What the exercise asks: Search the material for the string "server" and copy each line where it occurs.

################

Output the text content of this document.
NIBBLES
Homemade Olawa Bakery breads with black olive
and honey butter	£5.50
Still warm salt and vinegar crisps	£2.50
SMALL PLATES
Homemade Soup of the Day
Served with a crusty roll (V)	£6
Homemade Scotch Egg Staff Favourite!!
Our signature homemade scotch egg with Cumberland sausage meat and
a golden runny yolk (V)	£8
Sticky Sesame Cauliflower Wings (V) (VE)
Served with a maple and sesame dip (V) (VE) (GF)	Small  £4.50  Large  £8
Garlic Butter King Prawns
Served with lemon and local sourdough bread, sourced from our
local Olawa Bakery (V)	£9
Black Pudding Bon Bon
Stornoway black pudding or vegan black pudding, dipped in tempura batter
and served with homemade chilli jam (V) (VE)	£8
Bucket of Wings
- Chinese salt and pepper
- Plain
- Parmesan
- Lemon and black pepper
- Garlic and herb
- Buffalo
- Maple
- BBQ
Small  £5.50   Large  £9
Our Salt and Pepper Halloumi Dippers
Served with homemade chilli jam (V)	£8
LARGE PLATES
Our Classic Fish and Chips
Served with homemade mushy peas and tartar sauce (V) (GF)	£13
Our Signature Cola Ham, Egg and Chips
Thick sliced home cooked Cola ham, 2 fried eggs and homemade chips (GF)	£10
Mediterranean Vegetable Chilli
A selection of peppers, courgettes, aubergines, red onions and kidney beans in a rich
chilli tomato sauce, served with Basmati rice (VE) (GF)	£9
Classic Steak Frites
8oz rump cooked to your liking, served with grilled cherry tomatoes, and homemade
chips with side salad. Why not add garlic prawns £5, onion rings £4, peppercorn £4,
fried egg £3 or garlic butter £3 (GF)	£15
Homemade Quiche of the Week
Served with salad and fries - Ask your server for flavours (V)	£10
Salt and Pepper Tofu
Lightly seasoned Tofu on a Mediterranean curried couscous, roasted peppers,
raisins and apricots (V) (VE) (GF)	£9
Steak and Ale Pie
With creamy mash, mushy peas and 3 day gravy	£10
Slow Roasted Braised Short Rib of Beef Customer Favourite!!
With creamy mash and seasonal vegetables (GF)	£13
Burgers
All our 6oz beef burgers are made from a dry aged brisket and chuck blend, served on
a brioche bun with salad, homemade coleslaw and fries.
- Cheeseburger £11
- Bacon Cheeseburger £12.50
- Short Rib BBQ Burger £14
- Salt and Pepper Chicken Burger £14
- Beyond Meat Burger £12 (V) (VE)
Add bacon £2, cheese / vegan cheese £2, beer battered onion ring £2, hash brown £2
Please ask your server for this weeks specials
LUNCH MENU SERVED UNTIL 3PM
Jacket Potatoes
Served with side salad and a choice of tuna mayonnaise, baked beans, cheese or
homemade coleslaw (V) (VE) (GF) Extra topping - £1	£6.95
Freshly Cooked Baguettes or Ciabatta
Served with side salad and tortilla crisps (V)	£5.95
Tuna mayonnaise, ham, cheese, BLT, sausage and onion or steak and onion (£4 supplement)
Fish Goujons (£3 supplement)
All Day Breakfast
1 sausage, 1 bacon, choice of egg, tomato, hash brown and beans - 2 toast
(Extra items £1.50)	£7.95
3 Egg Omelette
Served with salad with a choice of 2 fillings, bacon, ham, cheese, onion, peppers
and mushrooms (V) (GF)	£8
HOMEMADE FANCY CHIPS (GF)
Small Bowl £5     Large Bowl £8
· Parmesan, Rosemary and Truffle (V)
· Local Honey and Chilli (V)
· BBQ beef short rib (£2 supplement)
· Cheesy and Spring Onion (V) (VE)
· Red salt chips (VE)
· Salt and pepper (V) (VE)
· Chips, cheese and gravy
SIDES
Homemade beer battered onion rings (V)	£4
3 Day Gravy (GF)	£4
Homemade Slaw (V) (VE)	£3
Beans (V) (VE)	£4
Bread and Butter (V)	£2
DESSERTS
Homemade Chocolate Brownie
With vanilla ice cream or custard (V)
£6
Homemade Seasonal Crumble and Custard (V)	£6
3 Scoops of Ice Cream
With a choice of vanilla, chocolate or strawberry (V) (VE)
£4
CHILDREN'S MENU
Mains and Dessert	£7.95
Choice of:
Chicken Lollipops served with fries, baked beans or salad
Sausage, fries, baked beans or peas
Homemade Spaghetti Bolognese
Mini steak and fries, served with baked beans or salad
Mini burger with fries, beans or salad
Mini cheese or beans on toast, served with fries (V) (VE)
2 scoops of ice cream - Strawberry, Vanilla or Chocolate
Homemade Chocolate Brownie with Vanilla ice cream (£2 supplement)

################

Reply:
Served with salad and fries - Ask your server for flavours (V)	£10
Please ask your server for this weeks specials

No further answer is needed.